>> Start Records for processing
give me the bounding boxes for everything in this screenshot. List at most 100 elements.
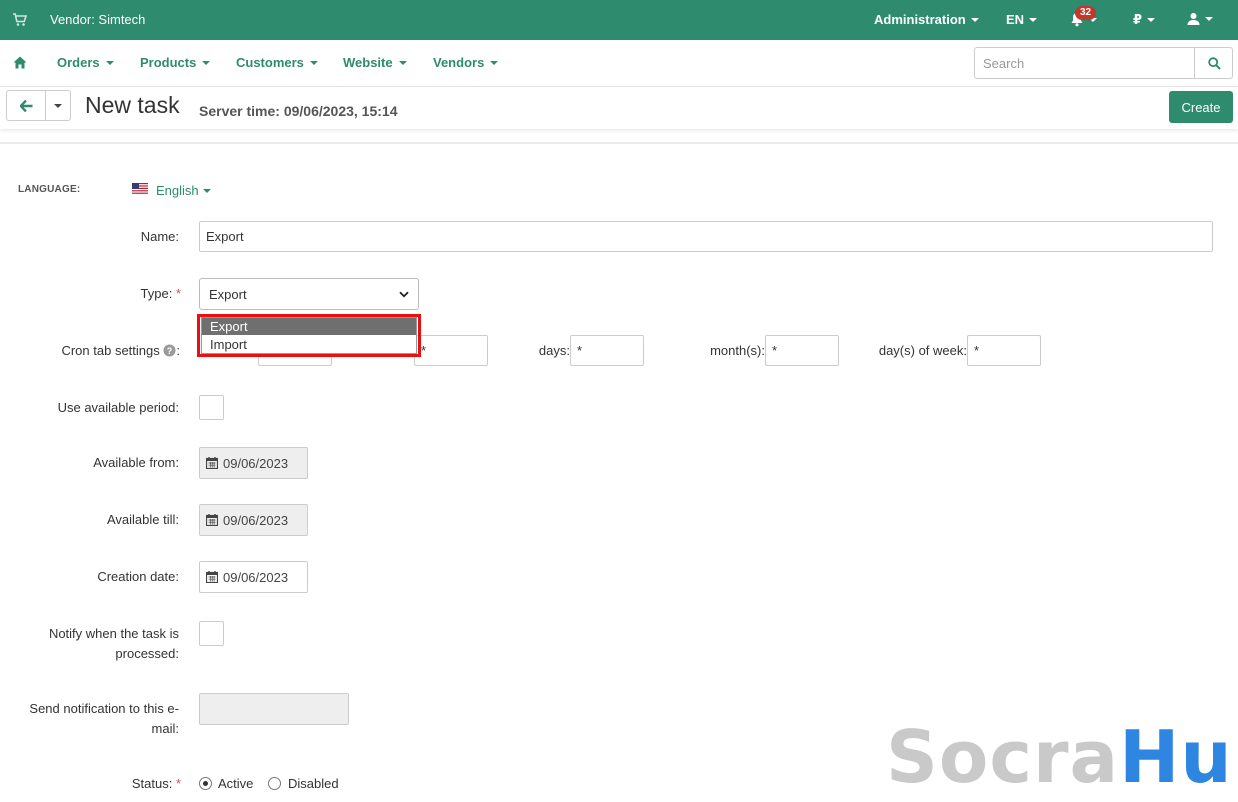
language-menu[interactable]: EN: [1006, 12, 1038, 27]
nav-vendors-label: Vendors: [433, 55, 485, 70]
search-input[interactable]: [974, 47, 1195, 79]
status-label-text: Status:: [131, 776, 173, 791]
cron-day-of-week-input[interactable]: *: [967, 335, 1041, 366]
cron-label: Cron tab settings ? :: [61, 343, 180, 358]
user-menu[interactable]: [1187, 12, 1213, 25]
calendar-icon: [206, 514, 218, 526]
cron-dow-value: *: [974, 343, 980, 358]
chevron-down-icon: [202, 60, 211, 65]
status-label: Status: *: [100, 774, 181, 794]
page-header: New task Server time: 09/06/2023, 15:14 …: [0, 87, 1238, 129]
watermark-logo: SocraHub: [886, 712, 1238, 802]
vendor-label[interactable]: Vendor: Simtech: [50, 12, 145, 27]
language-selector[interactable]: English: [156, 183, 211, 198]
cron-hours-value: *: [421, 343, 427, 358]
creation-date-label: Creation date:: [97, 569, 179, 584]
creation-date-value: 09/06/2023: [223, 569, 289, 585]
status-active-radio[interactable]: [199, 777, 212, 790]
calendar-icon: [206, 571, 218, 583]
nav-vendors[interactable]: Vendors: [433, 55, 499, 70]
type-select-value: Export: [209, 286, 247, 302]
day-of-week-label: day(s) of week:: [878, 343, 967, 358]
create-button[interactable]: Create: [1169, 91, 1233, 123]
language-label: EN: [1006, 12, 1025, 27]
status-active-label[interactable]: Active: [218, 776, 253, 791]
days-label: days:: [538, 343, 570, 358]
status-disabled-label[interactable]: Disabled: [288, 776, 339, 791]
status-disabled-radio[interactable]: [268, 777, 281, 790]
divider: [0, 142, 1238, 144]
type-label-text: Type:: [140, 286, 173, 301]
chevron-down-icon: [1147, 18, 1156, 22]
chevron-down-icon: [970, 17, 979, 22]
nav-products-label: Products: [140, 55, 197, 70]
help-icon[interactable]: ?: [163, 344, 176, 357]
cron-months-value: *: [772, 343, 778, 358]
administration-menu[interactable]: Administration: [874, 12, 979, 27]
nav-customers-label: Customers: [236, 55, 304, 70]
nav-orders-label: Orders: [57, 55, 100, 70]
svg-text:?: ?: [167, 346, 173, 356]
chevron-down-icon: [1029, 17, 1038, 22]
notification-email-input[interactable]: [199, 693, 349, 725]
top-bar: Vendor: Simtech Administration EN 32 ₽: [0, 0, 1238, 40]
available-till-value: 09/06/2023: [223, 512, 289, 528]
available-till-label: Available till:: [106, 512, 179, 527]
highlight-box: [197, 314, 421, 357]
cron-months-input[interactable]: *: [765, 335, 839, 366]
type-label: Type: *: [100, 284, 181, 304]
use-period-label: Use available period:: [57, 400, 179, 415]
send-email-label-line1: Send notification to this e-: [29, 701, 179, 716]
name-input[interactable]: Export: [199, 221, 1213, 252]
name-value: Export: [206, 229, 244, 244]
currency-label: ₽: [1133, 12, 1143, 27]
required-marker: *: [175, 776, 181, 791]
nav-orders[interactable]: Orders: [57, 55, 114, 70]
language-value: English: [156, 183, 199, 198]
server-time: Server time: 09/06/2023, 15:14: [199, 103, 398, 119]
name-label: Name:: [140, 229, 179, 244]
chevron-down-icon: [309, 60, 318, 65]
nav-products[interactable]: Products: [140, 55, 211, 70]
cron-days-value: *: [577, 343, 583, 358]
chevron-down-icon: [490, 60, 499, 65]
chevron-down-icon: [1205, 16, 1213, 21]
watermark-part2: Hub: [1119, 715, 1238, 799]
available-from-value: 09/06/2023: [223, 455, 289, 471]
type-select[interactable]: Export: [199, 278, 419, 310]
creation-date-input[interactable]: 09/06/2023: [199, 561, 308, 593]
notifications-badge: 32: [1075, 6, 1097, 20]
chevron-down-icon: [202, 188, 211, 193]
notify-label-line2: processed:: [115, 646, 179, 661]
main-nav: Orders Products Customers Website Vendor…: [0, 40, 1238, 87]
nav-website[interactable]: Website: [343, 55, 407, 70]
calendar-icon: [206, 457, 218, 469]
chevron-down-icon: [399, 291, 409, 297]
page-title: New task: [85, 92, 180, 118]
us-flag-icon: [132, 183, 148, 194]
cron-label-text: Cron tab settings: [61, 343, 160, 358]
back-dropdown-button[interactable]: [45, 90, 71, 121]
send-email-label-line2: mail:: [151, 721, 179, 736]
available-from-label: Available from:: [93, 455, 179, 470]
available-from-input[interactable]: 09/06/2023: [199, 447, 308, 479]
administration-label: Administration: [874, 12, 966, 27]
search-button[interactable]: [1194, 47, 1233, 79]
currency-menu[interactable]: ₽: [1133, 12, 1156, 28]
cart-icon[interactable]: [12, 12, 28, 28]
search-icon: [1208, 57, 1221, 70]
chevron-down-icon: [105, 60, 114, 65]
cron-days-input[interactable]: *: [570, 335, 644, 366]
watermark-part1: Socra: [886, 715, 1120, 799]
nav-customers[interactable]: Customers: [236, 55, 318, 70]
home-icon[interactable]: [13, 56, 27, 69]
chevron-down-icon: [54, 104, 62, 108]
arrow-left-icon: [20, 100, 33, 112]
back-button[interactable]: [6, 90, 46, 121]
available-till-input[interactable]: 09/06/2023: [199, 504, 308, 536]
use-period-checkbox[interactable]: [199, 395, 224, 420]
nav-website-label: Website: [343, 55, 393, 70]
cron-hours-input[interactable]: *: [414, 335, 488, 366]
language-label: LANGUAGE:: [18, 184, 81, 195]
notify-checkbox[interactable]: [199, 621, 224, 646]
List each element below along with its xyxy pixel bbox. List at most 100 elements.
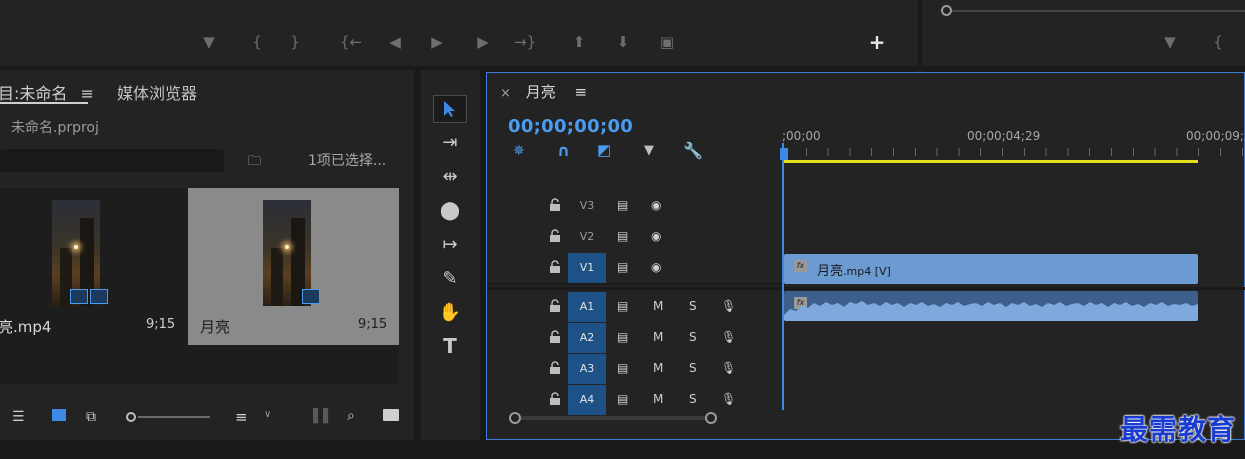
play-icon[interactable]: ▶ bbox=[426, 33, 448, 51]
>> End Records for processing
● Directions
Print every record above again word for word, omitting the pictures.

● Solution for this exercise
give me the bounding boxes for everything in this screenshot. List at most 100 elements.
language-menu[interactable]: EN: [1006, 12, 1038, 27]
nav-vendors-label: Vendors: [433, 55, 485, 70]
search-input[interactable]: [974, 47, 1195, 79]
status-label-text: Status:: [131, 776, 173, 791]
cron-day-of-week-input[interactable]: *: [967, 335, 1041, 366]
cron-label: Cron tab settings ? :: [61, 343, 180, 358]
user-menu[interactable]: [1187, 12, 1213, 25]
calendar-icon: [206, 514, 218, 526]
cron-dow-value: *: [974, 343, 980, 358]
chevron-down-icon: [202, 60, 211, 65]
status-label: Status: *: [100, 774, 181, 794]
page-header: New task Server time: 09/06/2023, 15:14 …: [0, 87, 1238, 129]
watermark-logo: SocraHub: [886, 712, 1238, 802]
vendor-label[interactable]: Vendor: Simtech: [50, 12, 145, 27]
language-selector[interactable]: English: [156, 183, 211, 198]
cron-hours-value: *: [421, 343, 427, 358]
creation-date-label: Creation date:: [97, 569, 179, 584]
creation-date-value: 09/06/2023: [223, 569, 289, 585]
status-active-radio[interactable]: [199, 777, 212, 790]
calendar-icon: [206, 571, 218, 583]
nav-vendors[interactable]: Vendors: [433, 55, 499, 70]
type-select-value: Export: [209, 286, 247, 302]
day-of-week-label: day(s) of week:: [878, 343, 967, 358]
create-button[interactable]: Create: [1169, 91, 1233, 123]
language-label: EN: [1006, 12, 1025, 27]
status-active-label[interactable]: Active: [218, 776, 253, 791]
days-label: days:: [538, 343, 570, 358]
status-disabled-label[interactable]: Disabled: [288, 776, 339, 791]
status-disabled-radio[interactable]: [268, 777, 281, 790]
divider: [0, 142, 1238, 144]
type-label-text: Type:: [140, 286, 173, 301]
chevron-down-icon: [1147, 18, 1156, 22]
chevron-down-icon: [970, 17, 979, 22]
nav-products-label: Products: [140, 55, 197, 70]
help-icon[interactable]: ?: [163, 344, 176, 357]
cron-months-value: *: [772, 343, 778, 358]
administration-menu[interactable]: Administration: [874, 12, 979, 27]
nav-customers-label: Customers: [236, 55, 304, 70]
nav-orders-label: Orders: [57, 55, 100, 70]
svg-text:?: ?: [167, 346, 173, 356]
chevron-down-icon: [1029, 17, 1038, 22]
notification-email-input[interactable]: [199, 693, 349, 725]
top-bar: Vendor: Simtech Administration EN 32 ₽: [0, 0, 1238, 40]
available-till-value: 09/06/2023: [223, 512, 289, 528]
available-till-label: Available till:: [106, 512, 179, 527]
highlight-box: [197, 314, 421, 357]
cron-months-input[interactable]: *: [765, 335, 839, 366]
type-label: Type: *: [100, 284, 181, 304]
use-period-label: Use available period:: [57, 400, 179, 415]
send-email-label-line1: Send notification to this e-: [29, 701, 179, 716]
name-input[interactable]: Export: [199, 221, 1213, 252]
name-value: Export: [206, 229, 244, 244]
currency-label: ₽: [1133, 12, 1143, 27]
required-marker: *: [175, 776, 181, 791]
nav-orders[interactable]: Orders: [57, 55, 114, 70]
language-value: English: [156, 183, 199, 198]
server-time: Server time: 09/06/2023, 15:14: [199, 103, 398, 119]
name-label: Name:: [140, 229, 179, 244]
chevron-down-icon: [309, 60, 318, 65]
nav-products[interactable]: Products: [140, 55, 211, 70]
cron-days-value: *: [577, 343, 583, 358]
chevron-down-icon: [490, 60, 499, 65]
chevron-down-icon: [1205, 16, 1213, 21]
watermark-part2: Hub: [1119, 715, 1238, 799]
available-from-value: 09/06/2023: [223, 455, 289, 471]
type-select[interactable]: Export: [199, 278, 419, 310]
creation-date-input[interactable]: 09/06/2023: [199, 561, 308, 593]
notifications-badge: 32: [1075, 6, 1097, 20]
chevron-down-icon: [202, 188, 211, 193]
notify-label-line2: processed:: [115, 646, 179, 661]
main-nav: Orders Products Customers Website Vendor…: [0, 40, 1238, 87]
nav-website[interactable]: Website: [343, 55, 407, 70]
calendar-icon: [206, 457, 218, 469]
chevron-down-icon: [399, 291, 409, 297]
page-title: New task: [85, 92, 180, 118]
us-flag-icon: [132, 183, 148, 194]
cron-label-text: Cron tab settings: [61, 343, 160, 358]
back-dropdown-button[interactable]: [45, 90, 71, 121]
send-email-label-line2: mail:: [151, 721, 179, 736]
available-from-label: Available from:: [93, 455, 179, 470]
available-from-input[interactable]: 09/06/2023: [199, 447, 308, 479]
administration-label: Administration: [874, 12, 966, 27]
search-button[interactable]: [1194, 47, 1233, 79]
currency-menu[interactable]: ₽: [1133, 12, 1156, 28]
cart-icon[interactable]: [12, 12, 28, 28]
search-icon: [1208, 57, 1221, 70]
chevron-down-icon: [105, 60, 114, 65]
cron-days-input[interactable]: *: [570, 335, 644, 366]
watermark-part1: Socra: [886, 715, 1120, 799]
nav-customers[interactable]: Customers: [236, 55, 318, 70]
home-icon[interactable]: [13, 56, 27, 69]
chevron-down-icon: [54, 104, 62, 108]
arrow-left-icon: [20, 100, 33, 112]
back-button[interactable]: [6, 90, 46, 121]
available-till-input[interactable]: 09/06/2023: [199, 504, 308, 536]
use-period-checkbox[interactable]: [199, 395, 224, 420]
nav-website-label: Website: [343, 55, 393, 70]
cron-hours-input[interactable]: *: [414, 335, 488, 366]
language-label: LANGUAGE:: [18, 184, 81, 195]
notify-checkbox[interactable]: [199, 621, 224, 646]
List each element below along with its xyxy pixel bbox. List at most 100 elements.
play-icon[interactable]: ▶ bbox=[426, 33, 448, 51]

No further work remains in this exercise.